# [Directions for this task]
When you reach a picture, skip it, and retype every line below exactly.

Data excerpts START

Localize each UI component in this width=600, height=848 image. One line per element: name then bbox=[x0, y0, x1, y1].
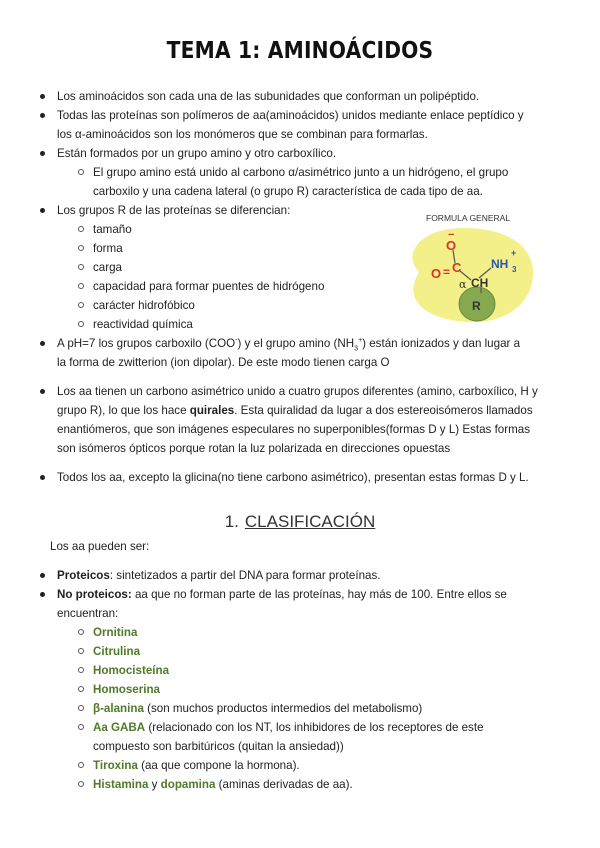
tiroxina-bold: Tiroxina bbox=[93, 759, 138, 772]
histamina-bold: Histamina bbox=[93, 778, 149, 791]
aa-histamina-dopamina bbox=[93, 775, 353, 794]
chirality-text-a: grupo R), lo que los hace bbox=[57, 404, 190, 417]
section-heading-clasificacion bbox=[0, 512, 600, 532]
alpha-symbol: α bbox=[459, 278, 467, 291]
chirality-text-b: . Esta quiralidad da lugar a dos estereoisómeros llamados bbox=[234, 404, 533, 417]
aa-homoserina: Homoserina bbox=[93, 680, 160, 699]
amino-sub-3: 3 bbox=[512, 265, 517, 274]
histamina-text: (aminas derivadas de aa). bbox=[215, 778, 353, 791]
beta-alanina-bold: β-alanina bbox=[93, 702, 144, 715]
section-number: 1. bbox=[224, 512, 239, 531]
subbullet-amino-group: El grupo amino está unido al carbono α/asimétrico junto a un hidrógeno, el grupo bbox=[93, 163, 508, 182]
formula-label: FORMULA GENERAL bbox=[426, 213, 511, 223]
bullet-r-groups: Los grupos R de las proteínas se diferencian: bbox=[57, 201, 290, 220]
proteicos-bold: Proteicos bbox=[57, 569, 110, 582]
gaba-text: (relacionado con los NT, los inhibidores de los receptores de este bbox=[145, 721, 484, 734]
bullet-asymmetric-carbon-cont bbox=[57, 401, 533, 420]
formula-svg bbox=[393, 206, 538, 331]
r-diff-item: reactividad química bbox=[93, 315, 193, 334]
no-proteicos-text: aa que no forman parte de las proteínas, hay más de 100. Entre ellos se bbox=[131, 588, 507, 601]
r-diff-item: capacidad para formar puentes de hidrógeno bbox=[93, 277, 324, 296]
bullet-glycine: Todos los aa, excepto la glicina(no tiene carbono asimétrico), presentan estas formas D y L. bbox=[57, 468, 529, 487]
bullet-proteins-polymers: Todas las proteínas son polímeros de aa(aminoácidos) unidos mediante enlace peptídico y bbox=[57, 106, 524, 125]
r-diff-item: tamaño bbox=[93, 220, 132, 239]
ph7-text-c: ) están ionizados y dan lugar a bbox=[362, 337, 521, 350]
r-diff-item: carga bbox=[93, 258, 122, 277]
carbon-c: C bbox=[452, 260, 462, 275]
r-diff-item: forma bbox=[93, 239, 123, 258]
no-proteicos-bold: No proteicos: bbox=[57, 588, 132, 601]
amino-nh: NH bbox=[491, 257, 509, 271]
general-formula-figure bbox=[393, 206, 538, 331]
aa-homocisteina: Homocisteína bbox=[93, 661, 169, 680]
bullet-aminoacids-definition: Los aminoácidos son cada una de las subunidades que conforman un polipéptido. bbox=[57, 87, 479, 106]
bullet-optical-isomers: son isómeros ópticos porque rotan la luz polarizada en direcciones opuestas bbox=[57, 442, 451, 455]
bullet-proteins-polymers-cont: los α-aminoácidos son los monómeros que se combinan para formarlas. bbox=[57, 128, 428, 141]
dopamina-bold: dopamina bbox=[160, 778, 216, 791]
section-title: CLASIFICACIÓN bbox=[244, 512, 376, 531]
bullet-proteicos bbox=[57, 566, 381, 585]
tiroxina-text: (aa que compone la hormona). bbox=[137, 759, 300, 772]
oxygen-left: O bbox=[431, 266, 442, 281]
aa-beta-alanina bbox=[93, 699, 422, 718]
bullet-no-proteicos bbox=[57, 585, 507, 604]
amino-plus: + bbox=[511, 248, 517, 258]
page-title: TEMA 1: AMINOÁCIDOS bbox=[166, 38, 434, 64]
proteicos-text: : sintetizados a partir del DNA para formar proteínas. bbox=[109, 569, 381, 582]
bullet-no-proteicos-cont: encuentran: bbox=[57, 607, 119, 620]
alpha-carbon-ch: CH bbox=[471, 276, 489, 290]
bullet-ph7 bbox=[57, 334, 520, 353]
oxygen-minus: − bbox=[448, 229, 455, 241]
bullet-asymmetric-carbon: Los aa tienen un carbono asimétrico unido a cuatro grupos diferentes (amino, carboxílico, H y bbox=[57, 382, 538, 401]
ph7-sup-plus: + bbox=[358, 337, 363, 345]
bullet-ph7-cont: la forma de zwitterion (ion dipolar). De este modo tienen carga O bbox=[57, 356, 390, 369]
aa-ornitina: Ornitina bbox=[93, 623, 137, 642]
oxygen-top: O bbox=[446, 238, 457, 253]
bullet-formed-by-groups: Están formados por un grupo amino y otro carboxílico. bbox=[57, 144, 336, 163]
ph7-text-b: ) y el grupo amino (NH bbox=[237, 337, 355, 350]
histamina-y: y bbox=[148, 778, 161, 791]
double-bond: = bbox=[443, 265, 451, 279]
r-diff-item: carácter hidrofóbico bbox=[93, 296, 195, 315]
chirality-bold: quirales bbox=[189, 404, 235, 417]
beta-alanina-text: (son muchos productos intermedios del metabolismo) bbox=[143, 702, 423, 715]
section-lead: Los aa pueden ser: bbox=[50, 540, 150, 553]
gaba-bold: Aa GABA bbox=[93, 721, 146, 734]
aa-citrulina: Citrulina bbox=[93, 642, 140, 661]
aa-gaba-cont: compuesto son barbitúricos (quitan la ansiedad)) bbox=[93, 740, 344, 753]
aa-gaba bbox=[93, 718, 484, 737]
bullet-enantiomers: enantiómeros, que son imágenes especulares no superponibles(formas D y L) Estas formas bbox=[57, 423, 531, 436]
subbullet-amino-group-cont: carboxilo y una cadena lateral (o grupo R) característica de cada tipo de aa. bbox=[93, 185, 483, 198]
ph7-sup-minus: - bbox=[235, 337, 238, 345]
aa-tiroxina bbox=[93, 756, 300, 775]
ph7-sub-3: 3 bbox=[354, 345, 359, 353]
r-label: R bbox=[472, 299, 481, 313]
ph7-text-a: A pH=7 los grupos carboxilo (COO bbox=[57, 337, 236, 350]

Data excerpts END

# [Exercise solution]
Localize each UI component in this width=600, height=848 image. One line per element: name then bbox=[x0, y0, x1, y1].
tiroxina-bold: Tiroxina bbox=[93, 759, 138, 772]
histamina-bold: Histamina bbox=[93, 778, 149, 791]
aa-histamina-dopamina bbox=[93, 775, 353, 794]
chirality-text-a: grupo R), lo que los hace bbox=[57, 404, 190, 417]
section-heading-clasificacion bbox=[0, 512, 600, 532]
alpha-symbol: α bbox=[459, 278, 467, 291]
chirality-text-b: . Esta quiralidad da lugar a dos estereoisómeros llamados bbox=[234, 404, 533, 417]
aa-homoserina: Homoserina bbox=[93, 680, 160, 699]
amino-sub-3: 3 bbox=[512, 265, 517, 274]
histamina-text: (aminas derivadas de aa). bbox=[215, 778, 353, 791]
beta-alanina-bold: β-alanina bbox=[93, 702, 144, 715]
section-number: 1. bbox=[224, 512, 239, 531]
subbullet-amino-group: El grupo amino está unido al carbono α/asimétrico junto a un hidrógeno, el grupo bbox=[93, 163, 508, 182]
formula-label: FORMULA GENERAL bbox=[426, 213, 511, 223]
bullet-r-groups: Los grupos R de las proteínas se diferencian: bbox=[57, 201, 290, 220]
proteicos-bold: Proteicos bbox=[57, 569, 110, 582]
gaba-text: (relacionado con los NT, los inhibidores de los receptores de este bbox=[145, 721, 484, 734]
bullet-asymmetric-carbon-cont bbox=[57, 401, 533, 420]
formula-svg bbox=[393, 206, 538, 331]
r-diff-item: reactividad química bbox=[93, 315, 193, 334]
no-proteicos-text: aa que no forman parte de las proteínas, hay más de 100. Entre ellos se bbox=[131, 588, 507, 601]
r-diff-item: capacidad para formar puentes de hidrógeno bbox=[93, 277, 324, 296]
bullet-glycine: Todos los aa, excepto la glicina(no tiene carbono asimétrico), presentan estas formas D y L. bbox=[57, 468, 529, 487]
bullet-proteins-polymers: Todas las proteínas son polímeros de aa(aminoácidos) unidos mediante enlace peptídico y bbox=[57, 106, 524, 125]
r-diff-item: tamaño bbox=[93, 220, 132, 239]
ph7-text-c: ) están ionizados y dan lugar a bbox=[362, 337, 521, 350]
r-diff-item: carga bbox=[93, 258, 122, 277]
carbon-c: C bbox=[452, 260, 462, 275]
r-diff-item: forma bbox=[93, 239, 123, 258]
no-proteicos-bold: No proteicos: bbox=[57, 588, 132, 601]
amino-nh: NH bbox=[491, 257, 509, 271]
general-formula-figure bbox=[393, 206, 538, 331]
aa-homocisteina: Homocisteína bbox=[93, 661, 169, 680]
bullet-aminoacids-definition: Los aminoácidos son cada una de las subunidades que conforman un polipéptido. bbox=[57, 87, 479, 106]
bullet-optical-isomers: son isómeros ópticos porque rotan la luz polarizada en direcciones opuestas bbox=[57, 442, 451, 455]
bullet-proteins-polymers-cont: los α-aminoácidos son los monómeros que se combinan para formarlas. bbox=[57, 128, 428, 141]
dopamina-bold: dopamina bbox=[160, 778, 216, 791]
section-title: CLASIFICACIÓN bbox=[244, 512, 376, 531]
bullet-proteicos bbox=[57, 566, 381, 585]
tiroxina-text: (aa que compone la hormona). bbox=[137, 759, 300, 772]
oxygen-left: O bbox=[431, 266, 442, 281]
aa-beta-alanina bbox=[93, 699, 422, 718]
bullet-no-proteicos bbox=[57, 585, 507, 604]
amino-plus: + bbox=[511, 248, 517, 258]
page-title: TEMA 1: AMINOÁCIDOS bbox=[166, 38, 434, 64]
proteicos-text: : sintetizados a partir del DNA para formar proteínas. bbox=[109, 569, 381, 582]
bullet-no-proteicos-cont: encuentran: bbox=[57, 607, 119, 620]
alpha-carbon-ch: CH bbox=[471, 276, 489, 290]
bullet-ph7 bbox=[57, 334, 520, 353]
oxygen-minus: − bbox=[448, 229, 455, 241]
bullet-asymmetric-carbon: Los aa tienen un carbono asimétrico unido a cuatro grupos diferentes (amino, carboxílico, H y bbox=[57, 382, 538, 401]
ph7-sup-plus: + bbox=[358, 337, 363, 345]
bullet-ph7-cont: la forma de zwitterion (ion dipolar). De este modo tienen carga O bbox=[57, 356, 390, 369]
aa-ornitina: Ornitina bbox=[93, 623, 137, 642]
oxygen-top: O bbox=[446, 238, 457, 253]
bullet-formed-by-groups: Están formados por un grupo amino y otro carboxílico. bbox=[57, 144, 336, 163]
ph7-text-b: ) y el grupo amino (NH bbox=[237, 337, 355, 350]
histamina-y: y bbox=[148, 778, 161, 791]
double-bond: = bbox=[443, 265, 451, 279]
r-diff-item: carácter hidrofóbico bbox=[93, 296, 195, 315]
chirality-bold: quirales bbox=[189, 404, 235, 417]
beta-alanina-text: (son muchos productos intermedios del metabolismo) bbox=[143, 702, 423, 715]
section-lead: Los aa pueden ser: bbox=[50, 540, 150, 553]
gaba-bold: Aa GABA bbox=[93, 721, 146, 734]
aa-citrulina: Citrulina bbox=[93, 642, 140, 661]
aa-gaba-cont: compuesto son barbitúricos (quitan la ansiedad)) bbox=[93, 740, 344, 753]
aa-gaba bbox=[93, 718, 484, 737]
bullet-enantiomers: enantiómeros, que son imágenes especulares no superponibles(formas D y L) Estas formas bbox=[57, 423, 531, 436]
subbullet-amino-group-cont: carboxilo y una cadena lateral (o grupo R) característica de cada tipo de aa. bbox=[93, 185, 483, 198]
ph7-sup-minus: - bbox=[235, 337, 238, 345]
aa-tiroxina bbox=[93, 756, 300, 775]
ph7-sub-3: 3 bbox=[354, 345, 359, 353]
r-label: R bbox=[472, 299, 481, 313]
ph7-text-a: A pH=7 los grupos carboxilo (COO bbox=[57, 337, 236, 350]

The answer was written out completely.